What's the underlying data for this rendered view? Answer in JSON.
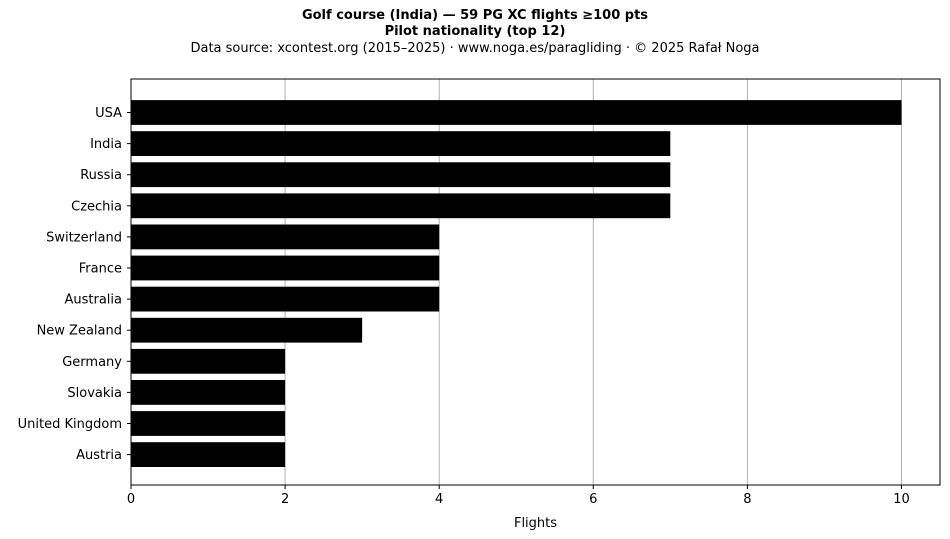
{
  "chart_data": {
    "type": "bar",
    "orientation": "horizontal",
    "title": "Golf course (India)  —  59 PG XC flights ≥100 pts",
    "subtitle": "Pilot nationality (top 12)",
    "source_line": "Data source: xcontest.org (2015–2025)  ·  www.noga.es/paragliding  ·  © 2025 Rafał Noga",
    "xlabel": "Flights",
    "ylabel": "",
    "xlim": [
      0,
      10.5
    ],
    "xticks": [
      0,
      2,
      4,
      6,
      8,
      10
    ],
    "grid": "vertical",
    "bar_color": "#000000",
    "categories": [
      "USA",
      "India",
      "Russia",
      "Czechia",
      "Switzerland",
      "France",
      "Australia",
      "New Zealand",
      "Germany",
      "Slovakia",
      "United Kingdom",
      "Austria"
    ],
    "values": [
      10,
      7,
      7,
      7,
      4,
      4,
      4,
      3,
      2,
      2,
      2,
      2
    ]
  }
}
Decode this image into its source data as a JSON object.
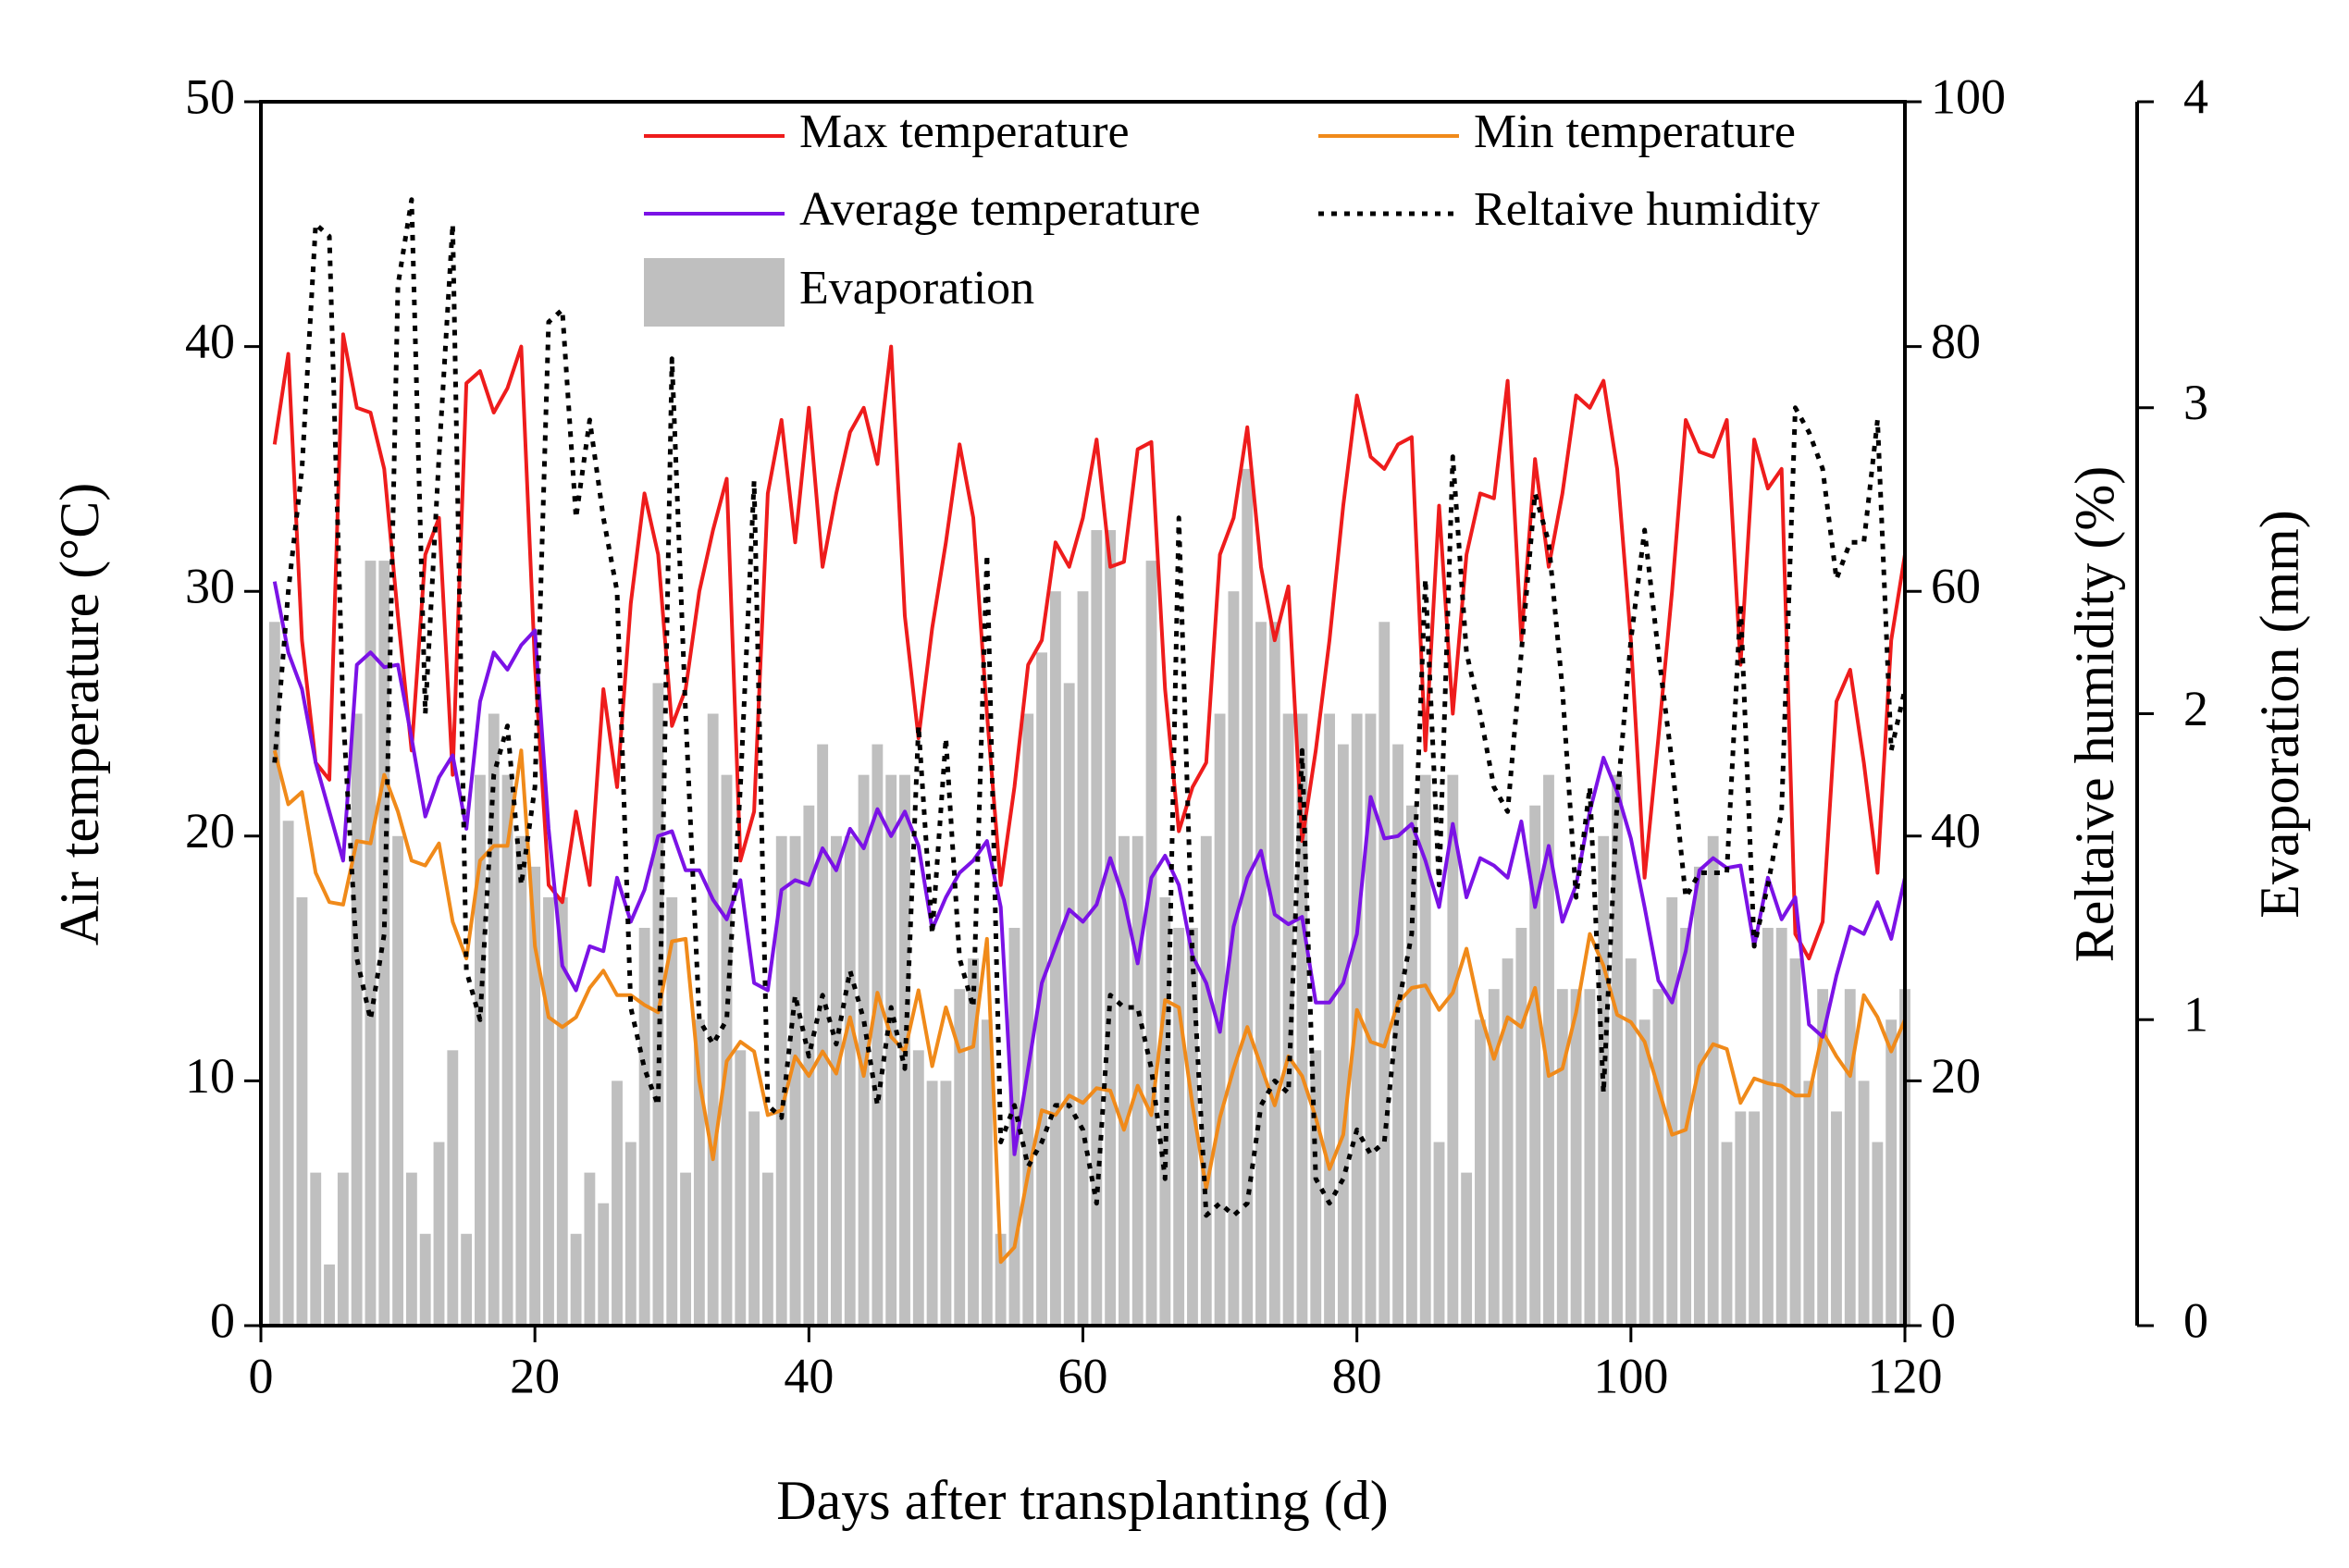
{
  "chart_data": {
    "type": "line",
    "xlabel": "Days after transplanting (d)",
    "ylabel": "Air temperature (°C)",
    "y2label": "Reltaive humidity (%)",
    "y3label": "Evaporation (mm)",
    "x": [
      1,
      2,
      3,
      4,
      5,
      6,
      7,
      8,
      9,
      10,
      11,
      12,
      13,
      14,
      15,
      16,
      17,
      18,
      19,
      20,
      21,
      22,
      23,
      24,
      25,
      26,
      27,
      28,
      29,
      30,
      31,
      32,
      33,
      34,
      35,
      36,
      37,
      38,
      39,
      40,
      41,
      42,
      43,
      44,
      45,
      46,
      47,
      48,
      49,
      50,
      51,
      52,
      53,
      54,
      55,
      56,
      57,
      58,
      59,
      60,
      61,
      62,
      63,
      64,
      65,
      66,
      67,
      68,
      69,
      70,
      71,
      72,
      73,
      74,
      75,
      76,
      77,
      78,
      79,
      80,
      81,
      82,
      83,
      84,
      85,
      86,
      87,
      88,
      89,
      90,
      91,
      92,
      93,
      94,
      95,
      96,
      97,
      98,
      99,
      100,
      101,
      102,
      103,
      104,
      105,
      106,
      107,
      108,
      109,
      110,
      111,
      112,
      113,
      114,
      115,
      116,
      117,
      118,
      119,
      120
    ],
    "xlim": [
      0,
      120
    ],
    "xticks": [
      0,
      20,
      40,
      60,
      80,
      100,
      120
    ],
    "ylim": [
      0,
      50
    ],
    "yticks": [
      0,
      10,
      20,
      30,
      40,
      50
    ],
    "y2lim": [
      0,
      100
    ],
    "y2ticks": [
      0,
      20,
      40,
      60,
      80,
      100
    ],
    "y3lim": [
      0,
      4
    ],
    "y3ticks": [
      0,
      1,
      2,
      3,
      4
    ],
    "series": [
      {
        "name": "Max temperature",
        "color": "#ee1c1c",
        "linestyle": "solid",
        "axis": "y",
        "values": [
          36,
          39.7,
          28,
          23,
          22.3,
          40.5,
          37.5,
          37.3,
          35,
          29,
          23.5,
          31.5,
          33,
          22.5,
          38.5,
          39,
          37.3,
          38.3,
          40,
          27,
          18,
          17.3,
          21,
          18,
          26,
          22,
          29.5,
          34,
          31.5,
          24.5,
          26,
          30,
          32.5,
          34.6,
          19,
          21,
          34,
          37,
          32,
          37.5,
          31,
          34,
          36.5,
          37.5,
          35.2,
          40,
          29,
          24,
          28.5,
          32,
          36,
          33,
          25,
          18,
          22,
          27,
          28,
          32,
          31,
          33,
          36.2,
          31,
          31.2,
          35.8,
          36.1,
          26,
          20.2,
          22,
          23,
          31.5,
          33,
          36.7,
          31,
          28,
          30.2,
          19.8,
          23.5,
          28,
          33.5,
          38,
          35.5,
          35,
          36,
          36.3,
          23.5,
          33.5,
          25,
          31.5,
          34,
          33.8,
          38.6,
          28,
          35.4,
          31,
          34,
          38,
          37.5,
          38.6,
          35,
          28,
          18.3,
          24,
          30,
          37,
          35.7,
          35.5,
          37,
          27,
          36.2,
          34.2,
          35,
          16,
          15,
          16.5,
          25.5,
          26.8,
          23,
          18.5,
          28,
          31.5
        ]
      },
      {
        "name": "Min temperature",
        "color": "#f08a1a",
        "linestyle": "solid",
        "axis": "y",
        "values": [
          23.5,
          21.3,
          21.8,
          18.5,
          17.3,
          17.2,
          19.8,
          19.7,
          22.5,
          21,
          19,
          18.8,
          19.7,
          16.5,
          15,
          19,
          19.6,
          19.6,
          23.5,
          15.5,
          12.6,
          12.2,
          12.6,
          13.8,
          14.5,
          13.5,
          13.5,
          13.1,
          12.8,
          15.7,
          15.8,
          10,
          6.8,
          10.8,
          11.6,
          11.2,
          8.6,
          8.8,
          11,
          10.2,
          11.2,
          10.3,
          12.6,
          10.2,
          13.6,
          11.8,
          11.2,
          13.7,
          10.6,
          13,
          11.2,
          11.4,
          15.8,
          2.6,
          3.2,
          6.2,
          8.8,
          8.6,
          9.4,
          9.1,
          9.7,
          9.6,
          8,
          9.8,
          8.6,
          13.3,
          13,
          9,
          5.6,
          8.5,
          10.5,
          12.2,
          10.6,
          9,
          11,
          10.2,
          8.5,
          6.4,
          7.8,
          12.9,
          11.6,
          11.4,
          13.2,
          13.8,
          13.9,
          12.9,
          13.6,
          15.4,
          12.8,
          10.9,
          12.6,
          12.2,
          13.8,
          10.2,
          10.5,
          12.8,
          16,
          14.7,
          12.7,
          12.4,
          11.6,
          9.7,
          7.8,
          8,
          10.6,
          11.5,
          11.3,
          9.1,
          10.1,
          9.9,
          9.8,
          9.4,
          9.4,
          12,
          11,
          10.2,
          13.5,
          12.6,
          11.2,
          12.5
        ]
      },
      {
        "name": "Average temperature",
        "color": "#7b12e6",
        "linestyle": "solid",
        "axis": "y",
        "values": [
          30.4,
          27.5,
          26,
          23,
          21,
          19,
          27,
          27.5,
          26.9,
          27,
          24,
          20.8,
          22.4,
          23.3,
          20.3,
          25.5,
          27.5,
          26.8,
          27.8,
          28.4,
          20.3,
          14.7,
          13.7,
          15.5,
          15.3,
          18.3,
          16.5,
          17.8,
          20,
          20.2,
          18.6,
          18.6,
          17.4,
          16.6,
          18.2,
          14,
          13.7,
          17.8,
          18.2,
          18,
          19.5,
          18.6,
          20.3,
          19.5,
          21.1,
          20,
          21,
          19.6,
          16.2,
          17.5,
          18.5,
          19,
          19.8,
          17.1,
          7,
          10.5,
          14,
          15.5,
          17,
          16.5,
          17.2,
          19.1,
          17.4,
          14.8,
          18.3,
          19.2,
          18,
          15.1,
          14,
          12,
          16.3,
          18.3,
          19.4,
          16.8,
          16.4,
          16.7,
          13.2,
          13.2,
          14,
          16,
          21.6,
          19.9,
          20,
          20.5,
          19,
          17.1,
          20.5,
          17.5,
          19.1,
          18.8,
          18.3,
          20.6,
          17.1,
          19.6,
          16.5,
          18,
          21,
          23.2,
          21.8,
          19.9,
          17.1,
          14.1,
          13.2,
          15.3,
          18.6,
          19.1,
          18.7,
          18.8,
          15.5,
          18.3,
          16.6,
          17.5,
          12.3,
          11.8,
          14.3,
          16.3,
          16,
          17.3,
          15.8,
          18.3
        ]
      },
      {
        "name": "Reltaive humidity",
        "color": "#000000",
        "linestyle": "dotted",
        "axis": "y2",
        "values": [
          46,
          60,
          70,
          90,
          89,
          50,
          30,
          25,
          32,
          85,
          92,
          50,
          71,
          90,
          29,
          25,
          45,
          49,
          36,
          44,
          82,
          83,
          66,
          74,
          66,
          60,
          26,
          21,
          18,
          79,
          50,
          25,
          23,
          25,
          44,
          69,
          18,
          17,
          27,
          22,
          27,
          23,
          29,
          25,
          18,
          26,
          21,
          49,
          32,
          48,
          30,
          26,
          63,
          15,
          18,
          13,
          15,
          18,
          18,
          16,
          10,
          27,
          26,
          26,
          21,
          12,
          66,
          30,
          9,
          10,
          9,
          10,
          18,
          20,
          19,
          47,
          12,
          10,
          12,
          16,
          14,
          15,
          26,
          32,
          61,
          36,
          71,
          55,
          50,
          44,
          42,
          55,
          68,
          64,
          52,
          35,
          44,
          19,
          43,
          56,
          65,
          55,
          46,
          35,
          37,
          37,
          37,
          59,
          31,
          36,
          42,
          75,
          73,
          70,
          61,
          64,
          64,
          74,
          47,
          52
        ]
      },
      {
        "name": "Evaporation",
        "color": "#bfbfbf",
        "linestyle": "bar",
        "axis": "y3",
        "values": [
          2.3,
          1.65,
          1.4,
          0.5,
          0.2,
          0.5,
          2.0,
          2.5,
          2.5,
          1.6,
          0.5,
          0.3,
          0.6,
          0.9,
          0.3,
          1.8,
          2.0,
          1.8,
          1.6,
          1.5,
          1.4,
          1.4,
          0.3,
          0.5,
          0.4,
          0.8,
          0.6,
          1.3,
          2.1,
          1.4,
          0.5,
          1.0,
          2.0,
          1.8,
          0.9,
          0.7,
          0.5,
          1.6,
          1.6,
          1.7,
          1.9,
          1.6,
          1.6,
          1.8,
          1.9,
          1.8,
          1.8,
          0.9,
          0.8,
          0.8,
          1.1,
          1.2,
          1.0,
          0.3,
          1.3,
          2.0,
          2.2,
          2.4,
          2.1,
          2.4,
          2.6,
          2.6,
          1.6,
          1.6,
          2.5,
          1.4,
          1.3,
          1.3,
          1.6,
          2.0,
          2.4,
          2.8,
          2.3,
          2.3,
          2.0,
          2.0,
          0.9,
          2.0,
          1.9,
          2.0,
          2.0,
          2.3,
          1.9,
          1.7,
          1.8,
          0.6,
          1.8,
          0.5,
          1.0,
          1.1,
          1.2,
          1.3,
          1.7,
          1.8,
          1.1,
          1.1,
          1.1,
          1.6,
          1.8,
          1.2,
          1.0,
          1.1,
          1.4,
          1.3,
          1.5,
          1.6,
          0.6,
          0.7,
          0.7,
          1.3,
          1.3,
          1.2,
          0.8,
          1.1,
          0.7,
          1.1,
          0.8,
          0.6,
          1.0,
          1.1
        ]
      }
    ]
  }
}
◇ ◇ ◇
Written request → Among the records above, find each line holding the string "India" and pull it out.

Result of this exercise →
    "title": "Golf course (India)  —  59 PG XC flights ≥100 pts",
      "India",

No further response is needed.